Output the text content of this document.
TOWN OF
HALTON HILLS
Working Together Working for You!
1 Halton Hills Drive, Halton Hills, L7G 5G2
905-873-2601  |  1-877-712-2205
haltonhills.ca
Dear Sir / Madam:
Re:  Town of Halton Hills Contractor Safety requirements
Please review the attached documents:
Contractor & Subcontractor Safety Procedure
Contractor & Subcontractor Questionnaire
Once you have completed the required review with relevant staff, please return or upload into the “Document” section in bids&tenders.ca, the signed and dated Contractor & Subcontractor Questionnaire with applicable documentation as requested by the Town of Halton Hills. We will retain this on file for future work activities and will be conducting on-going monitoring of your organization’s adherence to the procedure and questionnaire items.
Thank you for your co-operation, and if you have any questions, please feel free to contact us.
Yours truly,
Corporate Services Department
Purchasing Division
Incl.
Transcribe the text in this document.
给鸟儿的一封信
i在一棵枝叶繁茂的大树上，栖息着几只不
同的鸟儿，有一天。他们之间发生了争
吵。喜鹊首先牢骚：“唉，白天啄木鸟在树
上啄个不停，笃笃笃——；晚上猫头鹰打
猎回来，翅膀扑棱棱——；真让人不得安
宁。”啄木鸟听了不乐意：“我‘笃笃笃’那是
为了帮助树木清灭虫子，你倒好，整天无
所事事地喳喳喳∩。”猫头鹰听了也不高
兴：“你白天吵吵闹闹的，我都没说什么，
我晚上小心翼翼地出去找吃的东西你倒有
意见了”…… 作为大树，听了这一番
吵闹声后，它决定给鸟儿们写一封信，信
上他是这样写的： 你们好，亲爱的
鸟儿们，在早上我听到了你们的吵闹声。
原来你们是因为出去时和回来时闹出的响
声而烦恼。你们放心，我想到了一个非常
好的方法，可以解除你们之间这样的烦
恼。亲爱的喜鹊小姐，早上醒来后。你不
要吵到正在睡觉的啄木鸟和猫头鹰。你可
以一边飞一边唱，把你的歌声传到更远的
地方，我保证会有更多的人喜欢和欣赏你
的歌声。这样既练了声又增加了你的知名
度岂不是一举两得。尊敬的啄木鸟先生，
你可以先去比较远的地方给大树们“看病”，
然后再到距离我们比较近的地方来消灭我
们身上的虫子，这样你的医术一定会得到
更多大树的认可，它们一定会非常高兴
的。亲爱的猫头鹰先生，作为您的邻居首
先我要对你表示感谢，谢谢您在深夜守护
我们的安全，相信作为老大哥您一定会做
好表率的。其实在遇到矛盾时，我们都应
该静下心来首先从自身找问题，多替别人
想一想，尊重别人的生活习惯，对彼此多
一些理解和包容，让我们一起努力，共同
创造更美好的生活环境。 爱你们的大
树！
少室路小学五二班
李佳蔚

------------------------

**WHAT YOU NEED TO DO**
Read through the entries and copy every line that includes "this".

**RESULT OF THE EXERCISE**
Output the text content of this document.
Once you have completed the required review with relevant staff, please return or upload into the “Document” section in bids&tenders.ca, the signed and dated Contractor & Subcontractor Questionnaire with applicable documentation as requested by the Town of Halton Hills. We will retain this on file for future work activities and will be conducting on-going monitoring of your organization’s adherence to the procedure and questionnaire items.
Transcribe the text in this document.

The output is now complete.